| Data records |
#####

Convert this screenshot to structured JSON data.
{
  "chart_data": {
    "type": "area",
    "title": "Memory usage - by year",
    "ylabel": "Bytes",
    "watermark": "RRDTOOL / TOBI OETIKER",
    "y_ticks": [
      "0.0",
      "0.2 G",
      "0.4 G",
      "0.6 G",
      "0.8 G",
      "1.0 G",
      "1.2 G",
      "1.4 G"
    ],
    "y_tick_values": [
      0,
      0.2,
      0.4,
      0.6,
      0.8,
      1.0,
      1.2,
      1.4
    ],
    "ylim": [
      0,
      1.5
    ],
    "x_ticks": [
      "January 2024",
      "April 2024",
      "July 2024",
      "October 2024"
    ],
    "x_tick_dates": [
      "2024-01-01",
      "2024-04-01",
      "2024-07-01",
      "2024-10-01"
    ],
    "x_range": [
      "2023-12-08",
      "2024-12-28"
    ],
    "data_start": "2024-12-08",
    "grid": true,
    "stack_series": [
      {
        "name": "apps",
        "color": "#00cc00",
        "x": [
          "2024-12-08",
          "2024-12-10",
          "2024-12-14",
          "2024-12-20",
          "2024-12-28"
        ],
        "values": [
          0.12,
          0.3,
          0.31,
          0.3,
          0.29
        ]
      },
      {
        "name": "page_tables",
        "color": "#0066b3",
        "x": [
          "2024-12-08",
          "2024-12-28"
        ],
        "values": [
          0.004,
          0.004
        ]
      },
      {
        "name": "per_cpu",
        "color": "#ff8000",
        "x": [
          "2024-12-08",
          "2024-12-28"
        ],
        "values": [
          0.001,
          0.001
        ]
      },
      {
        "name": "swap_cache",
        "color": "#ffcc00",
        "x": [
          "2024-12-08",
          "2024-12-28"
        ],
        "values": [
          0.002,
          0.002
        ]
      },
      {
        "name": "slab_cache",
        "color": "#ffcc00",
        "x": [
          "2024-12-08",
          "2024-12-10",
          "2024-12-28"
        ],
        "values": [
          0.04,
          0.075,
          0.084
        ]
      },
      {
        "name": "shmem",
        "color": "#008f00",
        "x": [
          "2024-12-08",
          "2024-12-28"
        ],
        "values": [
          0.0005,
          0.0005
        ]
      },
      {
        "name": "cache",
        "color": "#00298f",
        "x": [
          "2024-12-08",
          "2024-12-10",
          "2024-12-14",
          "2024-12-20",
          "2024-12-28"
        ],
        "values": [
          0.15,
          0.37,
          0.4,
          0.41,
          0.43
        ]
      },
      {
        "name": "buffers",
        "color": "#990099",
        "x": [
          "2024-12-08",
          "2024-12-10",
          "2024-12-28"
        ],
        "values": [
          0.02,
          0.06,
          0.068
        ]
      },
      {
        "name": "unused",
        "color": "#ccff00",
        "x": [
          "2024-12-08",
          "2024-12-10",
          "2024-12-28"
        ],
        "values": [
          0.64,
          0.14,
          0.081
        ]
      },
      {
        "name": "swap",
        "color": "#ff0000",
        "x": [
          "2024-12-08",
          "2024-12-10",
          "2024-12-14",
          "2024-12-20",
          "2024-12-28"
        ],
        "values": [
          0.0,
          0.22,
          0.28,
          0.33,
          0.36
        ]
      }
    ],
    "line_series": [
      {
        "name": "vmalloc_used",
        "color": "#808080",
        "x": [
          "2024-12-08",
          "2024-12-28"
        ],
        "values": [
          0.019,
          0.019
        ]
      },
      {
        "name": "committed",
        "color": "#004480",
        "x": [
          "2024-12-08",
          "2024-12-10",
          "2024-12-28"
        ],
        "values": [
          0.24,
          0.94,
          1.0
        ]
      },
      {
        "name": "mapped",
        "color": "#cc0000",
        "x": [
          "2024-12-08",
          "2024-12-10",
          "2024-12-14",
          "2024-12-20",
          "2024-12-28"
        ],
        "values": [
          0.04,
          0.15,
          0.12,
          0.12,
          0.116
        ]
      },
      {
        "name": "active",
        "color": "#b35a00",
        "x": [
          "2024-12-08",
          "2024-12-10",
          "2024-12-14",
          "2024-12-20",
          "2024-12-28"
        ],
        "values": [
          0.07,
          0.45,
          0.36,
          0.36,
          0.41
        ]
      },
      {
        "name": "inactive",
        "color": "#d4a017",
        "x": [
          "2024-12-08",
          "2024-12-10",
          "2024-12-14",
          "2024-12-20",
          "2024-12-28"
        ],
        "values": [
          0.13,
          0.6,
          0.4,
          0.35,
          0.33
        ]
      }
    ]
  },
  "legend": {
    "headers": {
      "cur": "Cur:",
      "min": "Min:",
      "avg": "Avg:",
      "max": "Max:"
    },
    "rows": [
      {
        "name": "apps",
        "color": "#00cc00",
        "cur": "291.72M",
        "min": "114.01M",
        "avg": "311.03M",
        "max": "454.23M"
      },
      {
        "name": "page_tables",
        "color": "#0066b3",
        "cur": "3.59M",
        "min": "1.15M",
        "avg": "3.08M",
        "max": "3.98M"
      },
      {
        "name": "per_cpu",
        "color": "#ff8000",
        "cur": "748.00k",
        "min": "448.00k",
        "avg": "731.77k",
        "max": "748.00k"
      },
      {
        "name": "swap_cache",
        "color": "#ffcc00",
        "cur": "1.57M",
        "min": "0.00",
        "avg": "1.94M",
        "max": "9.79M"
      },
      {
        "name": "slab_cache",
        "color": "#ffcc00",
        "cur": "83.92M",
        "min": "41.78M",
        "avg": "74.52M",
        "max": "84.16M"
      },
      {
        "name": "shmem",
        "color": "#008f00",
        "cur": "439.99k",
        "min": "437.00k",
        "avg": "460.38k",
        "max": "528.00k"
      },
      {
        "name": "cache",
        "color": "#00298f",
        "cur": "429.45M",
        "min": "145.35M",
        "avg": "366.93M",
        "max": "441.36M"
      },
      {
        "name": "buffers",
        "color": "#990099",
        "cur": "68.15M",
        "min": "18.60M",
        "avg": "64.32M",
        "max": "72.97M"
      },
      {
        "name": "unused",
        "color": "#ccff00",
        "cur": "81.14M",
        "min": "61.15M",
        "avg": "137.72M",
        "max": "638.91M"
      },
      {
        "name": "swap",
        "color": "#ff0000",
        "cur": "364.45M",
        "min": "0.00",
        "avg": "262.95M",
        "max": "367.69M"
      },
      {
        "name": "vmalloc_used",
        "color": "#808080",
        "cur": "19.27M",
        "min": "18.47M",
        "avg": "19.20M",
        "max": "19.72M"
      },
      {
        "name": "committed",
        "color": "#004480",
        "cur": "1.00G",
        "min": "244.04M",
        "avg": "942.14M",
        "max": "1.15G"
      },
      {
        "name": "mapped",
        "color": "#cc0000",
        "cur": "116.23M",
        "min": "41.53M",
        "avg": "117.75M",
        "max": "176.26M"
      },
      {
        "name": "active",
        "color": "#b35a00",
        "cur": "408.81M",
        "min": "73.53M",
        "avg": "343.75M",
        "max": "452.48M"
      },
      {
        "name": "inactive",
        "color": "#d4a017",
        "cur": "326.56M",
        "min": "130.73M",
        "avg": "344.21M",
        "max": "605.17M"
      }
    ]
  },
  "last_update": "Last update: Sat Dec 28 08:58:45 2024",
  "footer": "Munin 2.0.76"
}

#####

| DO THIS |
Write out the entries above word for word.

| SOLUTION TO THIS PROBLEM |
Convert this screenshot to structured JSON data.
{
  "chart_data": {
    "type": "area",
    "title": "Memory usage - by year",
    "ylabel": "Bytes",
    "watermark": "RRDTOOL / TOBI OETIKER",
    "y_ticks": [
      "0.0",
      "0.2 G",
      "0.4 G",
      "0.6 G",
      "0.8 G",
      "1.0 G",
      "1.2 G",
      "1.4 G"
    ],
    "y_tick_values": [
      0,
      0.2,
      0.4,
      0.6,
      0.8,
      1.0,
      1.2,
      1.4
    ],
    "ylim": [
      0,
      1.5
    ],
    "x_ticks": [
      "January 2024",
      "April 2024",
      "July 2024",
      "October 2024"
    ],
    "x_tick_dates": [
      "2024-01-01",
      "2024-04-01",
      "2024-07-01",
      "2024-10-01"
    ],
    "x_range": [
      "2023-12-08",
      "2024-12-28"
    ],
    "data_start": "2024-12-08",
    "grid": true,
    "stack_series": [
      {
        "name": "apps",
        "color": "#00cc00",
        "x": [
          "2024-12-08",
          "2024-12-10",
          "2024-12-14",
          "2024-12-20",
          "2024-12-28"
        ],
        "values": [
          0.12,
          0.3,
          0.31,
          0.3,
          0.29
        ]
      },
      {
        "name": "page_tables",
        "color": "#0066b3",
        "x": [
          "2024-12-08",
          "2024-12-28"
        ],
        "values": [
          0.004,
          0.004
        ]
      },
      {
        "name": "per_cpu",
        "color": "#ff8000",
        "x": [
          "2024-12-08",
          "2024-12-28"
        ],
        "values": [
          0.001,
          0.001
        ]
      },
      {
        "name": "swap_cache",
        "color": "#ffcc00",
        "x": [
          "2024-12-08",
          "2024-12-28"
        ],
        "values": [
          0.002,
          0.002
        ]
      },
      {
        "name": "slab_cache",
        "color": "#ffcc00",
        "x": [
          "2024-12-08",
          "2024-12-10",
          "2024-12-28"
        ],
        "values": [
          0.04,
          0.075,
          0.084
        ]
      },
      {
        "name": "shmem",
        "color": "#008f00",
        "x": [
          "2024-12-08",
          "2024-12-28"
        ],
        "values": [
          0.0005,
          0.0005
        ]
      },
      {
        "name": "cache",
        "color": "#00298f",
        "x": [
          "2024-12-08",
          "2024-12-10",
          "2024-12-14",
          "2024-12-20",
          "2024-12-28"
        ],
        "values": [
          0.15,
          0.37,
          0.4,
          0.41,
          0.43
        ]
      },
      {
        "name": "buffers",
        "color": "#990099",
        "x": [
          "2024-12-08",
          "2024-12-10",
          "2024-12-28"
        ],
        "values": [
          0.02,
          0.06,
          0.068
        ]
      },
      {
        "name": "unused",
        "color": "#ccff00",
        "x": [
          "2024-12-08",
          "2024-12-10",
          "2024-12-28"
        ],
        "values": [
          0.64,
          0.14,
          0.081
        ]
      },
      {
        "name": "swap",
        "color": "#ff0000",
        "x": [
          "2024-12-08",
          "2024-12-10",
          "2024-12-14",
          "2024-12-20",
          "2024-12-28"
        ],
        "values": [
          0.0,
          0.22,
          0.28,
          0.33,
          0.36
        ]
      }
    ],
    "line_series": [
      {
        "name": "vmalloc_used",
        "color": "#808080",
        "x": [
          "2024-12-08",
          "2024-12-28"
        ],
        "values": [
          0.019,
          0.019
        ]
      },
      {
        "name": "committed",
        "color": "#004480",
        "x": [
          "2024-12-08",
          "2024-12-10",
          "2024-12-28"
        ],
        "values": [
          0.24,
          0.94,
          1.0
        ]
      },
      {
        "name": "mapped",
        "color": "#cc0000",
        "x": [
          "2024-12-08",
          "2024-12-10",
          "2024-12-14",
          "2024-12-20",
          "2024-12-28"
        ],
        "values": [
          0.04,
          0.15,
          0.12,
          0.12,
          0.116
        ]
      },
      {
        "name": "active",
        "color": "#b35a00",
        "x": [
          "2024-12-08",
          "2024-12-10",
          "2024-12-14",
          "2024-12-20",
          "2024-12-28"
        ],
        "values": [
          0.07,
          0.45,
          0.36,
          0.36,
          0.41
        ]
      },
      {
        "name": "inactive",
        "color": "#d4a017",
        "x": [
          "2024-12-08",
          "2024-12-10",
          "2024-12-14",
          "2024-12-20",
          "2024-12-28"
        ],
        "values": [
          0.13,
          0.6,
          0.4,
          0.35,
          0.33
        ]
      }
    ]
  },
  "legend": {
    "headers": {
      "cur": "Cur:",
      "min": "Min:",
      "avg": "Avg:",
      "max": "Max:"
    },
    "rows": [
      {
        "name": "apps",
        "color": "#00cc00",
        "cur": "291.72M",
        "min": "114.01M",
        "avg": "311.03M",
        "max": "454.23M"
      },
      {
        "name": "page_tables",
        "color": "#0066b3",
        "cur": "3.59M",
        "min": "1.15M",
        "avg": "3.08M",
        "max": "3.98M"
      },
      {
        "name": "per_cpu",
        "color": "#ff8000",
        "cur": "748.00k",
        "min": "448.00k",
        "avg": "731.77k",
        "max": "748.00k"
      },
      {
        "name": "swap_cache",
        "color": "#ffcc00",
        "cur": "1.57M",
        "min": "0.00",
        "avg": "1.94M",
        "max": "9.79M"
      },
      {
        "name": "slab_cache",
        "color": "#ffcc00",
        "cur": "83.92M",
        "min": "41.78M",
        "avg": "74.52M",
        "max": "84.16M"
      },
      {
        "name": "shmem",
        "color": "#008f00",
        "cur": "439.99k",
        "min": "437.00k",
        "avg": "460.38k",
        "max": "528.00k"
      },
      {
        "name": "cache",
        "color": "#00298f",
        "cur": "429.45M",
        "min": "145.35M",
        "avg": "366.93M",
        "max": "441.36M"
      },
      {
        "name": "buffers",
        "color": "#990099",
        "cur": "68.15M",
        "min": "18.60M",
        "avg": "64.32M",
        "max": "72.97M"
      },
      {
        "name": "unused",
        "color": "#ccff00",
        "cur": "81.14M",
        "min": "61.15M",
        "avg": "137.72M",
        "max": "638.91M"
      },
      {
        "name": "swap",
        "color": "#ff0000",
        "cur": "364.45M",
        "min": "0.00",
        "avg": "262.95M",
        "max": "367.69M"
      },
      {
        "name": "vmalloc_used",
        "color": "#808080",
        "cur": "19.27M",
        "min": "18.47M",
        "avg": "19.20M",
        "max": "19.72M"
      },
      {
        "name": "committed",
        "color": "#004480",
        "cur": "1.00G",
        "min": "244.04M",
        "avg": "942.14M",
        "max": "1.15G"
      },
      {
        "name": "mapped",
        "color": "#cc0000",
        "cur": "116.23M",
        "min": "41.53M",
        "avg": "117.75M",
        "max": "176.26M"
      },
      {
        "name": "active",
        "color": "#b35a00",
        "cur": "408.81M",
        "min": "73.53M",
        "avg": "343.75M",
        "max": "452.48M"
      },
      {
        "name": "inactive",
        "color": "#d4a017",
        "cur": "326.56M",
        "min": "130.73M",
        "avg": "344.21M",
        "max": "605.17M"
      }
    ]
  },
  "last_update": "Last update: Sat Dec 28 08:58:45 2024",
  "footer": "Munin 2.0.76"
}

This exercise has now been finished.